>>>
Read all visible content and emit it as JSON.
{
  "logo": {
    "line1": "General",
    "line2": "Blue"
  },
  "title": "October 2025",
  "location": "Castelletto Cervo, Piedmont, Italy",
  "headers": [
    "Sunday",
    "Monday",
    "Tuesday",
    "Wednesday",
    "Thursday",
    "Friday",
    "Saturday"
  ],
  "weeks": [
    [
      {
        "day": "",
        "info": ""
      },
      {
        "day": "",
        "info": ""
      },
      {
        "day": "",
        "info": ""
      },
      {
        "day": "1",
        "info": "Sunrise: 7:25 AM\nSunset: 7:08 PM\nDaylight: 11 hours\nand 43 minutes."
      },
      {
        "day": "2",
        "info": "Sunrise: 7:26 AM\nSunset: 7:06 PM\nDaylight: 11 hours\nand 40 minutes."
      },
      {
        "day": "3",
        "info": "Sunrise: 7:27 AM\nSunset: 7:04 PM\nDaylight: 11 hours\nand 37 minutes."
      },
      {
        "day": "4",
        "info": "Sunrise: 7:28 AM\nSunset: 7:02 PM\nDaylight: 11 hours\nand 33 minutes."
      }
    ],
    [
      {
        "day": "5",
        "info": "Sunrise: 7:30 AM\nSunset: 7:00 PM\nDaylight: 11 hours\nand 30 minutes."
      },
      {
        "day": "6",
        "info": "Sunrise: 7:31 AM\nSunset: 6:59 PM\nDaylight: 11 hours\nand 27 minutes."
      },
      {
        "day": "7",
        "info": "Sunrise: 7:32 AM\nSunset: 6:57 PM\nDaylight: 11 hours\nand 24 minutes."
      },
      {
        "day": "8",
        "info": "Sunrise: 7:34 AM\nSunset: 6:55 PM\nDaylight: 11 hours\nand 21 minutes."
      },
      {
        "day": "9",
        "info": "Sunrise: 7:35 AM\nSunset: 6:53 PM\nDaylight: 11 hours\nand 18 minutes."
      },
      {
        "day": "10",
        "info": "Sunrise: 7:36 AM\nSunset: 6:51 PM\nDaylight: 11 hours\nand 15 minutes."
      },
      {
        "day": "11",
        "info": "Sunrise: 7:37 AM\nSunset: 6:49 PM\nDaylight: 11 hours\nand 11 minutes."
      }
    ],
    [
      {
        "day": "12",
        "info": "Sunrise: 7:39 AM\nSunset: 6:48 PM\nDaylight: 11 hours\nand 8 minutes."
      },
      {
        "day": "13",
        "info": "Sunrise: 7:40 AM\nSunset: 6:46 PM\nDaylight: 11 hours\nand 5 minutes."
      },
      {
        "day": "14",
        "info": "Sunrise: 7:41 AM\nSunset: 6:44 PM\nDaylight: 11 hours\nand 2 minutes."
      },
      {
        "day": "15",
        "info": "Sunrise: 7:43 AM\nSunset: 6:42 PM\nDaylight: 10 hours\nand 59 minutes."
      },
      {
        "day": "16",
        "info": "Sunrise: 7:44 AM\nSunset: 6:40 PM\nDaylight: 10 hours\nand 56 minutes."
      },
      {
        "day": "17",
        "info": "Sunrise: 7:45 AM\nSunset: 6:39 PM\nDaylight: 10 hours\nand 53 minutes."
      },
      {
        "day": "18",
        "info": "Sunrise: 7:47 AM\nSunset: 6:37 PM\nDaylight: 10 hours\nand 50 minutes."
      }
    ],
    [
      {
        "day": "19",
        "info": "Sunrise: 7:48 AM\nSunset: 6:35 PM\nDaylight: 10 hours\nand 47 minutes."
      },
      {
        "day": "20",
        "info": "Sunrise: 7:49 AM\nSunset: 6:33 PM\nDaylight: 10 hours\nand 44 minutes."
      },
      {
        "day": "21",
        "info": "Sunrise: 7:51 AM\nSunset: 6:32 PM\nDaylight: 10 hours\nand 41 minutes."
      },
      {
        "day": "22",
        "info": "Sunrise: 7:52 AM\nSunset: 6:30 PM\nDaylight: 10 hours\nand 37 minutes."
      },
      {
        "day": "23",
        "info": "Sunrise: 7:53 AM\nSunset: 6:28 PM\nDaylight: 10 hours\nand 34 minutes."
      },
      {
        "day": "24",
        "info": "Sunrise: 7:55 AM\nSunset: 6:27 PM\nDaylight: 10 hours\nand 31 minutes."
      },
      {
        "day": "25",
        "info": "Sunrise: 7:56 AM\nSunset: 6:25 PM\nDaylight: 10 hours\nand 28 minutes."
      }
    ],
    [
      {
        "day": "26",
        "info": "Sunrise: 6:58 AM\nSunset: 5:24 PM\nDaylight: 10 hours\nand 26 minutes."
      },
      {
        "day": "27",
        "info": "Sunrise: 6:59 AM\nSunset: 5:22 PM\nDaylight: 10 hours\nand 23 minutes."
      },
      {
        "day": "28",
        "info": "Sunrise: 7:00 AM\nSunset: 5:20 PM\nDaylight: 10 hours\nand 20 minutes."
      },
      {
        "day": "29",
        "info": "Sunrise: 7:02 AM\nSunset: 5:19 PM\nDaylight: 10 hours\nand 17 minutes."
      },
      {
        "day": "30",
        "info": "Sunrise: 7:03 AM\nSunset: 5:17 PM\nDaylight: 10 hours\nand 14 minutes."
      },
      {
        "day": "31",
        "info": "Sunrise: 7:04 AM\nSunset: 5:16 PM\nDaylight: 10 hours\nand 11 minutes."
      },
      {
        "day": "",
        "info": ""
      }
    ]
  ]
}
<<<
▸ **GIVEN REQUEST**
Send back each record exactly as it stands.

▸ **FULL ANSWER**
Read all visible content and emit it as JSON.
{
  "logo": {
    "line1": "General",
    "line2": "Blue"
  },
  "title": "October 2025",
  "location": "Castelletto Cervo, Piedmont, Italy",
  "headers": [
    "Sunday",
    "Monday",
    "Tuesday",
    "Wednesday",
    "Thursday",
    "Friday",
    "Saturday"
  ],
  "weeks": [
    [
      {
        "day": "",
        "info": ""
      },
      {
        "day": "",
        "info": ""
      },
      {
        "day": "",
        "info": ""
      },
      {
        "day": "1",
        "info": "Sunrise: 7:25 AM\nSunset: 7:08 PM\nDaylight: 11 hours\nand 43 minutes."
      },
      {
        "day": "2",
        "info": "Sunrise: 7:26 AM\nSunset: 7:06 PM\nDaylight: 11 hours\nand 40 minutes."
      },
      {
        "day": "3",
        "info": "Sunrise: 7:27 AM\nSunset: 7:04 PM\nDaylight: 11 hours\nand 37 minutes."
      },
      {
        "day": "4",
        "info": "Sunrise: 7:28 AM\nSunset: 7:02 PM\nDaylight: 11 hours\nand 33 minutes."
      }
    ],
    [
      {
        "day": "5",
        "info": "Sunrise: 7:30 AM\nSunset: 7:00 PM\nDaylight: 11 hours\nand 30 minutes."
      },
      {
        "day": "6",
        "info": "Sunrise: 7:31 AM\nSunset: 6:59 PM\nDaylight: 11 hours\nand 27 minutes."
      },
      {
        "day": "7",
        "info": "Sunrise: 7:32 AM\nSunset: 6:57 PM\nDaylight: 11 hours\nand 24 minutes."
      },
      {
        "day": "8",
        "info": "Sunrise: 7:34 AM\nSunset: 6:55 PM\nDaylight: 11 hours\nand 21 minutes."
      },
      {
        "day": "9",
        "info": "Sunrise: 7:35 AM\nSunset: 6:53 PM\nDaylight: 11 hours\nand 18 minutes."
      },
      {
        "day": "10",
        "info": "Sunrise: 7:36 AM\nSunset: 6:51 PM\nDaylight: 11 hours\nand 15 minutes."
      },
      {
        "day": "11",
        "info": "Sunrise: 7:37 AM\nSunset: 6:49 PM\nDaylight: 11 hours\nand 11 minutes."
      }
    ],
    [
      {
        "day": "12",
        "info": "Sunrise: 7:39 AM\nSunset: 6:48 PM\nDaylight: 11 hours\nand 8 minutes."
      },
      {
        "day": "13",
        "info": "Sunrise: 7:40 AM\nSunset: 6:46 PM\nDaylight: 11 hours\nand 5 minutes."
      },
      {
        "day": "14",
        "info": "Sunrise: 7:41 AM\nSunset: 6:44 PM\nDaylight: 11 hours\nand 2 minutes."
      },
      {
        "day": "15",
        "info": "Sunrise: 7:43 AM\nSunset: 6:42 PM\nDaylight: 10 hours\nand 59 minutes."
      },
      {
        "day": "16",
        "info": "Sunrise: 7:44 AM\nSunset: 6:40 PM\nDaylight: 10 hours\nand 56 minutes."
      },
      {
        "day": "17",
        "info": "Sunrise: 7:45 AM\nSunset: 6:39 PM\nDaylight: 10 hours\nand 53 minutes."
      },
      {
        "day": "18",
        "info": "Sunrise: 7:47 AM\nSunset: 6:37 PM\nDaylight: 10 hours\nand 50 minutes."
      }
    ],
    [
      {
        "day": "19",
        "info": "Sunrise: 7:48 AM\nSunset: 6:35 PM\nDaylight: 10 hours\nand 47 minutes."
      },
      {
        "day": "20",
        "info": "Sunrise: 7:49 AM\nSunset: 6:33 PM\nDaylight: 10 hours\nand 44 minutes."
      },
      {
        "day": "21",
        "info": "Sunrise: 7:51 AM\nSunset: 6:32 PM\nDaylight: 10 hours\nand 41 minutes."
      },
      {
        "day": "22",
        "info": "Sunrise: 7:52 AM\nSunset: 6:30 PM\nDaylight: 10 hours\nand 37 minutes."
      },
      {
        "day": "23",
        "info": "Sunrise: 7:53 AM\nSunset: 6:28 PM\nDaylight: 10 hours\nand 34 minutes."
      },
      {
        "day": "24",
        "info": "Sunrise: 7:55 AM\nSunset: 6:27 PM\nDaylight: 10 hours\nand 31 minutes."
      },
      {
        "day": "25",
        "info": "Sunrise: 7:56 AM\nSunset: 6:25 PM\nDaylight: 10 hours\nand 28 minutes."
      }
    ],
    [
      {
        "day": "26",
        "info": "Sunrise: 6:58 AM\nSunset: 5:24 PM\nDaylight: 10 hours\nand 26 minutes."
      },
      {
        "day": "27",
        "info": "Sunrise: 6:59 AM\nSunset: 5:22 PM\nDaylight: 10 hours\nand 23 minutes."
      },
      {
        "day": "28",
        "info": "Sunrise: 7:00 AM\nSunset: 5:20 PM\nDaylight: 10 hours\nand 20 minutes."
      },
      {
        "day": "29",
        "info": "Sunrise: 7:02 AM\nSunset: 5:19 PM\nDaylight: 10 hours\nand 17 minutes."
      },
      {
        "day": "30",
        "info": "Sunrise: 7:03 AM\nSunset: 5:17 PM\nDaylight: 10 hours\nand 14 minutes."
      },
      {
        "day": "31",
        "info": "Sunrise: 7:04 AM\nSunset: 5:16 PM\nDaylight: 10 hours\nand 11 minutes."
      },
      {
        "day": "",
        "info": ""
      }
    ]
  ]
}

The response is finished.